┌──
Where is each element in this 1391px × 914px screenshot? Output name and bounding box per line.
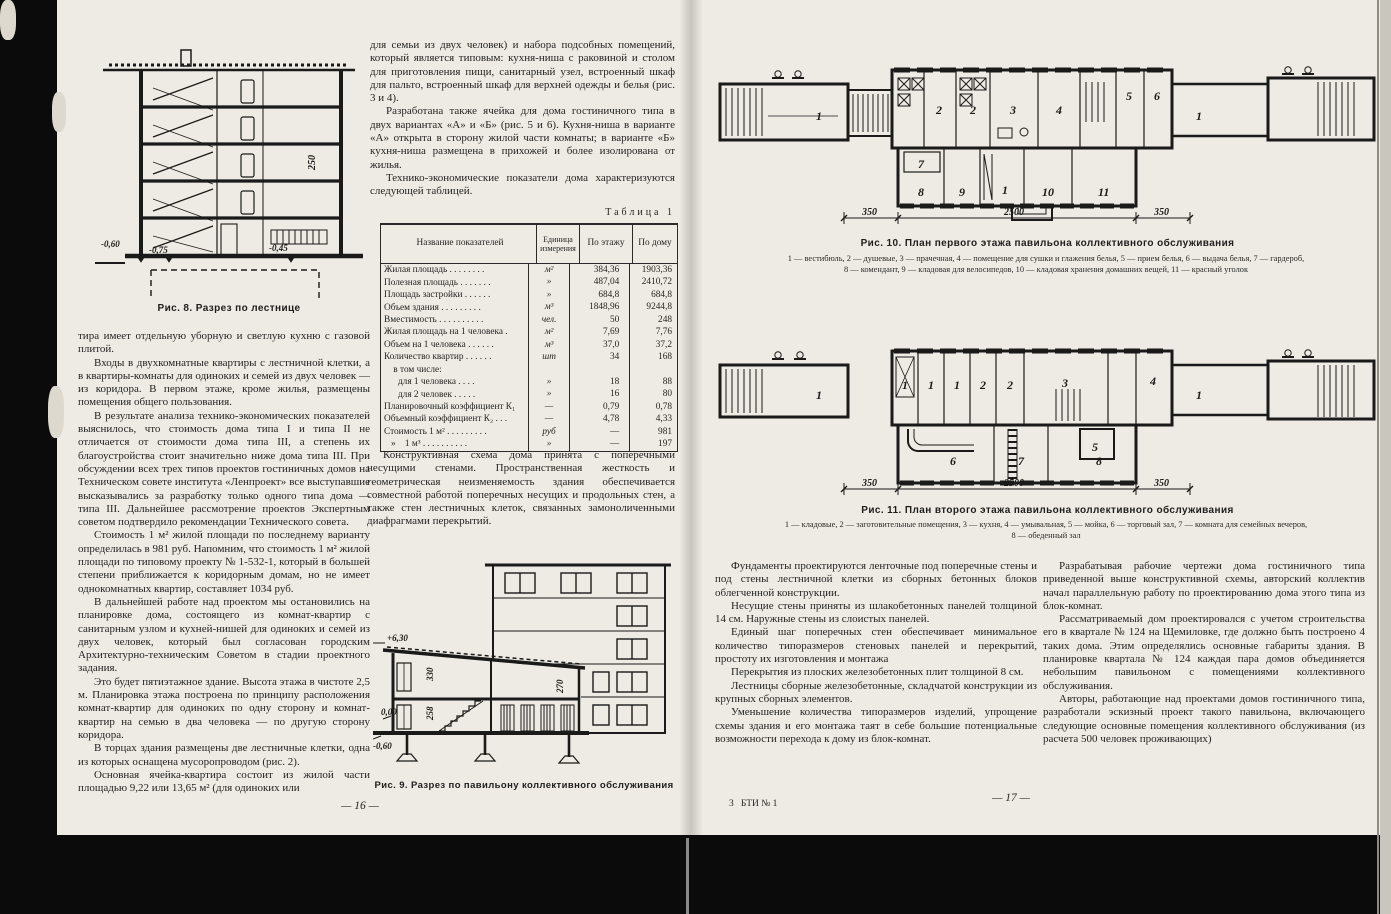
room-label: 1 <box>1196 388 1202 402</box>
paragraph: Уменьшение количества типоразмеров издел… <box>715 706 1037 746</box>
dimension-label: 270 <box>555 679 565 694</box>
table-cell-floor: 487,04 <box>569 276 629 288</box>
table-header-cell: По дому <box>632 225 677 263</box>
table-cell-unit <box>528 364 569 376</box>
table-cell-name: Планировочный коэффициент К₁ <box>381 402 528 412</box>
table-row: Количество квартир . . . . . . шт 34 168 <box>381 351 677 363</box>
figure-11-legend-line2: 8 — обеденный зал <box>701 530 1391 541</box>
paragraph: тира имеет отдельную уборную и светлую к… <box>78 330 370 357</box>
level-mark: +6,30 <box>387 633 408 643</box>
table-cell-floor: 684,8 <box>569 289 629 301</box>
figure-11-caption: Рис. 11. План второго этажа павильона ко… <box>715 505 1380 516</box>
table-row: Жилая площадь . . . . . . . . м² 384,36 … <box>381 264 677 276</box>
table-cell-house: 4,33 <box>629 413 677 425</box>
page-17: 1 2 2 3 4 5 6 7 8 9 1 10 11 1 350 2500 3… <box>691 0 1380 835</box>
table-cell-unit: м³ <box>528 339 569 351</box>
figure-9-caption: Рис. 9. Разрез по павильону коллективног… <box>373 780 675 791</box>
table-cell-house: 248 <box>629 314 677 326</box>
page-number-16: — 16 — <box>280 800 440 812</box>
left-column-text: тира имеет отдельную уборную и светлую к… <box>78 330 370 795</box>
table-cell-name: Вместимость . . . . . . . . . . <box>381 315 528 325</box>
table-header-cell: Единица измерения <box>536 225 579 263</box>
table-cell-name: Стоимость 1 м² . . . . . . . . . <box>381 427 528 437</box>
scan-bottom-black-band <box>0 835 1391 914</box>
paragraph: Технико-экономические показатели дома ха… <box>370 172 675 199</box>
table-cell-unit: — <box>528 413 569 425</box>
table-cell-name: Объем на 1 человека . . . . . . <box>381 340 528 350</box>
room-label: 1 <box>1002 183 1008 197</box>
room-label: 11 <box>1098 185 1109 199</box>
table-cell-house: 88 <box>629 376 677 388</box>
table-1: Название показателей Единица измерения П… <box>380 223 678 452</box>
paragraph: Авторы, работающие над проектами домов г… <box>1043 693 1365 746</box>
room-label: 6 <box>950 454 956 468</box>
table-cell-unit: » <box>528 289 569 301</box>
paragraph: Входы в двухкомнатные квартиры с лестнич… <box>78 357 370 410</box>
table-cell-floor: 7,69 <box>569 326 629 338</box>
paragraph: Перекрытия из плоских железобетонных пли… <box>715 666 1037 679</box>
table-header-cell: Название показателей <box>381 225 536 263</box>
room-label: 7 <box>918 157 925 171</box>
room-label: 2 <box>969 103 976 117</box>
level-mark: -0,60 <box>101 239 120 249</box>
paragraph: Разработана также ячейка для дома гостин… <box>370 105 675 171</box>
right-page-column-2: Разрабатывая рабочие чертежи дома гостин… <box>1043 560 1365 746</box>
paragraph: для семьи из двух человек) и набора подс… <box>370 39 675 105</box>
table-row: Площадь застройки . . . . . . » 684,8 68… <box>381 289 677 301</box>
room-label: 1 <box>928 378 934 392</box>
table-cell-name: Объем здания . . . . . . . . . <box>381 303 528 313</box>
table-cell-unit: м³ <box>528 301 569 313</box>
table-cell-house: 168 <box>629 351 677 363</box>
room-label: 6 <box>1154 89 1160 103</box>
table-cell-house <box>629 364 677 376</box>
table-cell-floor: 0,79 <box>569 401 629 413</box>
figure-10-caption: Рис. 10. План первого этажа павильона ко… <box>715 238 1380 249</box>
dimension-label: 350 <box>1153 207 1169 218</box>
table-cell-house: 981 <box>629 426 677 438</box>
scan-right-edge-strip <box>1380 0 1391 914</box>
room-label: 3 <box>1009 103 1016 117</box>
table-cell-house: 7,76 <box>629 326 677 338</box>
page-number-17: — 17 — <box>931 792 1091 804</box>
dimension-label: 258 <box>425 706 435 721</box>
paragraph: В дальнейшей работе над проектом мы оста… <box>78 596 370 676</box>
figure-10-plan-drawing: 1 2 2 3 4 5 6 7 8 9 1 10 11 1 350 2500 3… <box>712 32 1382 228</box>
table-label: Таблица 1 <box>370 207 681 218</box>
scan-right-edge-line <box>1377 0 1379 914</box>
table-cell-unit: » <box>528 276 569 288</box>
table-row: Стоимость 1 м² . . . . . . . . . руб — 9… <box>381 426 677 438</box>
room-label: 3 <box>1061 376 1068 390</box>
page-16: -0,60 -0,75 -0,45 250 Рис. 8. Разрез по … <box>0 0 691 835</box>
room-label: 5 <box>1092 440 1098 454</box>
table-row: в том числе: <box>381 364 677 376</box>
table-cell-floor: 37,0 <box>569 339 629 351</box>
print-signature: 3 БТИ № 1 <box>729 799 777 809</box>
table-cell-floor: 4,78 <box>569 413 629 425</box>
room-label: 2 <box>935 103 942 117</box>
dimension-label: 2500 <box>1003 478 1024 489</box>
table-cell-name: Жилая площадь . . . . . . . . <box>381 265 528 275</box>
table-cell-name: Объемный коэффициент К₂ . . . <box>381 414 528 424</box>
room-label: 1 <box>816 109 822 123</box>
room-label: 5 <box>1126 89 1132 103</box>
table-row: Объемный коэффициент К₂ . . . — 4,78 4,3… <box>381 413 677 425</box>
table-header-cell: По этажу <box>579 225 632 263</box>
table-cell-name: Жилая площадь на 1 человека . <box>381 327 528 337</box>
room-label: 2 <box>1006 378 1013 392</box>
room-label: 1 <box>902 378 908 392</box>
paragraph: Лестницы сборные железобетонные, складча… <box>715 680 1037 707</box>
paragraph: Это будет пятиэтажное здание. Высота эта… <box>78 676 370 742</box>
figure-8-section-drawing: -0,60 -0,75 -0,45 250 <box>95 40 363 298</box>
level-mark: 0,00 <box>381 707 397 717</box>
table-cell-house: 0,78 <box>629 401 677 413</box>
table-cell-house: 80 <box>629 388 677 400</box>
table-body: Жилая площадь . . . . . . . . м² 384,36 … <box>381 264 677 451</box>
table-row: для 2 человек . . . . . » 16 80 <box>381 388 677 400</box>
dimension-label: 330 <box>425 667 435 682</box>
table-cell-unit: » <box>528 388 569 400</box>
paragraph: Основная ячейка-квартира состоит из жило… <box>78 769 370 796</box>
figure-11-legend-line1: 1 — кладовые, 2 — заготовительные помеще… <box>701 519 1391 530</box>
right-column-after-table-text: Конструктивная схема дома принята с попе… <box>367 449 675 529</box>
right-page-column-1: Фундаменты проектируются ленточные под п… <box>715 560 1037 746</box>
table-cell-unit: м² <box>528 264 569 276</box>
table-cell-name: » 1 м³ . . . . . . . . . . <box>381 439 528 449</box>
table-cell-unit: м² <box>528 326 569 338</box>
paragraph: Несущие стены приняты из шлакобетонных п… <box>715 600 1037 627</box>
table-row: Объем здания . . . . . . . . . м³ 1848,9… <box>381 301 677 313</box>
table-cell-floor: 16 <box>569 388 629 400</box>
room-label: 8 <box>1096 454 1102 468</box>
table-row: Планировочный коэффициент К₁ — 0,79 0,78 <box>381 401 677 413</box>
table-cell-floor: — <box>569 426 629 438</box>
table-cell-name: Площадь застройки . . . . . . <box>381 290 528 300</box>
table-row: Вместимость . . . . . . . . . . чел. 50 … <box>381 314 677 326</box>
figure-9-section-drawing: +6,30 0,00 -0,60 330 270 258 <box>373 553 675 771</box>
paragraph: Рассматриваемый дом проектировался с уче… <box>1043 613 1365 693</box>
table-cell-house: 684,8 <box>629 289 677 301</box>
table-cell-unit: шт <box>528 351 569 363</box>
table-cell-floor: 34 <box>569 351 629 363</box>
table-cell-floor: 384,36 <box>569 264 629 276</box>
room-label: 2 <box>979 378 986 392</box>
room-label: 1 <box>816 388 822 402</box>
level-mark: -0,75 <box>149 245 168 255</box>
room-label: 10 <box>1042 185 1054 199</box>
table-cell-floor: 18 <box>569 376 629 388</box>
scan-gutter-line <box>686 838 689 914</box>
room-label: 8 <box>918 185 924 199</box>
scanned-spread: -0,60 -0,75 -0,45 250 Рис. 8. Разрез по … <box>0 0 1391 914</box>
table-row: Объем на 1 человека . . . . . . м³ 37,0 … <box>381 339 677 351</box>
table-cell-floor: 1848,96 <box>569 301 629 313</box>
figure-10-legend-line2: 8 — комендант, 9 — кладовая для велосипе… <box>701 264 1391 275</box>
dimension-label: 350 <box>861 207 877 218</box>
right-column-top-text: для семьи из двух человек) и набора подс… <box>370 39 675 199</box>
table-cell-unit: чел. <box>528 314 569 326</box>
paragraph: Разрабатывая рабочие чертежи дома гостин… <box>1043 560 1365 613</box>
table-header-row: Название показателей Единица измерения П… <box>381 225 677 264</box>
room-label: 9 <box>959 185 965 199</box>
table-cell-floor <box>569 364 629 376</box>
table-cell-name: для 2 человек . . . . . <box>381 390 528 400</box>
room-label: 7 <box>1018 454 1025 468</box>
dimension-label: 350 <box>1153 478 1169 489</box>
paragraph: Стоимость 1 м² жилой площади по последне… <box>78 529 370 595</box>
table-cell-house: 2410,72 <box>629 276 677 288</box>
paragraph: В результате анализа технико-экономическ… <box>78 410 370 530</box>
dimension-label: 2500 <box>1003 207 1024 218</box>
table-cell-floor: 50 <box>569 314 629 326</box>
room-label: 1 <box>954 378 960 392</box>
figure-11-plan-drawing: 1 1 1 1 2 2 3 4 5 6 7 8 1 350 2500 350 <box>712 325 1382 497</box>
table-cell-unit: » <box>528 376 569 388</box>
dimension-label: 350 <box>861 478 877 489</box>
table-cell-house: 1903,36 <box>629 264 677 276</box>
room-label: 4 <box>1149 374 1156 388</box>
table-row: для 1 человека . . . . » 18 88 <box>381 376 677 388</box>
table-cell-name: в том числе: <box>381 365 528 375</box>
level-mark: -0,60 <box>373 741 392 751</box>
level-mark: -0,45 <box>269 243 288 253</box>
table-row: Полезная площадь . . . . . . . » 487,04 … <box>381 276 677 288</box>
table-cell-name: Количество квартир . . . . . . <box>381 352 528 362</box>
table-cell-unit: — <box>528 401 569 413</box>
paragraph: Конструктивная схема дома принята с попе… <box>367 449 675 529</box>
paragraph: Единый шаг поперечных стен обеспечивает … <box>715 626 1037 666</box>
dimension-label: 250 <box>307 155 318 171</box>
paragraph: В торцах здания размещены две лестничные… <box>78 742 370 769</box>
table-cell-name: для 1 человека . . . . <box>381 377 528 387</box>
table-cell-house: 9244,8 <box>629 301 677 313</box>
figure-10-legend-line1: 1 — вестибюль, 2 — душевые, 3 — прачечна… <box>701 253 1391 264</box>
table-row: Жилая площадь на 1 человека . м² 7,69 7,… <box>381 326 677 338</box>
room-label: 1 <box>1196 109 1202 123</box>
room-label: 4 <box>1055 103 1062 117</box>
table-cell-name: Полезная площадь . . . . . . . <box>381 278 528 288</box>
paragraph: Фундаменты проектируются ленточные под п… <box>715 560 1037 600</box>
figure-8-caption: Рис. 8. Разрез по лестнице <box>95 303 363 314</box>
table-cell-unit: руб <box>528 426 569 438</box>
table-cell-house: 37,2 <box>629 339 677 351</box>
└──
Directions
Copy the lines of the items verbatim, starting at the line that contains "room-label: 1 <box>1196 388 1202 402</box>" and ending with the line that contains "289 569 301</box>".

Exercise output
room-label: 1 <box>1196 388 1202 402</box>
paragraph: Уменьшение количества типоразмеров издел… <box>715 706 1037 746</box>
dimension-label: 270 <box>555 679 565 694</box>
table-cell-floor: 487,04 <box>569 276 629 288</box>
table-header-cell: По дому <box>632 225 677 263</box>
table-cell-unit <box>528 364 569 376</box>
table-cell-name: Планировочный коэффициент К₁ <box>381 402 528 412</box>
table-row: Количество квартир . . . . . . шт 34 168 <box>381 351 677 363</box>
figure-11-legend-line2: 8 — обеденный зал <box>701 530 1391 541</box>
paragraph: тира имеет отдельную уборную и светлую к… <box>78 330 370 357</box>
level-mark: +6,30 <box>387 633 408 643</box>
table-cell-floor: 684,8 <box>569 289 629 301</box>
figure-11-caption: Рис. 11. План второго этажа павильона ко… <box>715 505 1380 516</box>
table-row: Жилая площадь . . . . . . . . м² 384,36 … <box>381 264 677 276</box>
table-cell-house: 4,33 <box>629 413 677 425</box>
page-17: 1 2 2 3 4 5 6 7 8 9 1 10 11 1 350 2500 3… <box>691 0 1380 835</box>
table-cell-unit: м³ <box>528 339 569 351</box>
figure-9-caption: Рис. 9. Разрез по павильону коллективног… <box>373 780 675 791</box>
table-cell-house: 248 <box>629 314 677 326</box>
page-number-16: — 16 — <box>280 800 440 812</box>
left-column-text: тира имеет отдельную уборную и светлую к… <box>78 330 370 795</box>
table-cell-name: Вместимость . . . . . . . . . . <box>381 315 528 325</box>
table-header-cell: Единица измерения <box>536 225 579 263</box>
table-cell-name: Стоимость 1 м² . . . . . . . . . <box>381 427 528 437</box>
scan-bottom-black-band <box>0 835 1391 914</box>
paragraph: Технико-экономические показатели дома ха… <box>370 172 675 199</box>
table-cell-unit: — <box>528 413 569 425</box>
table-cell-name: Объем на 1 человека . . . . . . <box>381 340 528 350</box>
room-label: 1 <box>1002 183 1008 197</box>
room-label: 11 <box>1098 185 1109 199</box>
table-cell-house: 88 <box>629 376 677 388</box>
table-1: Название показателей Единица измерения П… <box>380 223 678 452</box>
paragraph: Авторы, работающие над проектами домов г… <box>1043 693 1365 746</box>
room-label: 6 <box>950 454 956 468</box>
table-cell-unit: » <box>528 289 569 301</box>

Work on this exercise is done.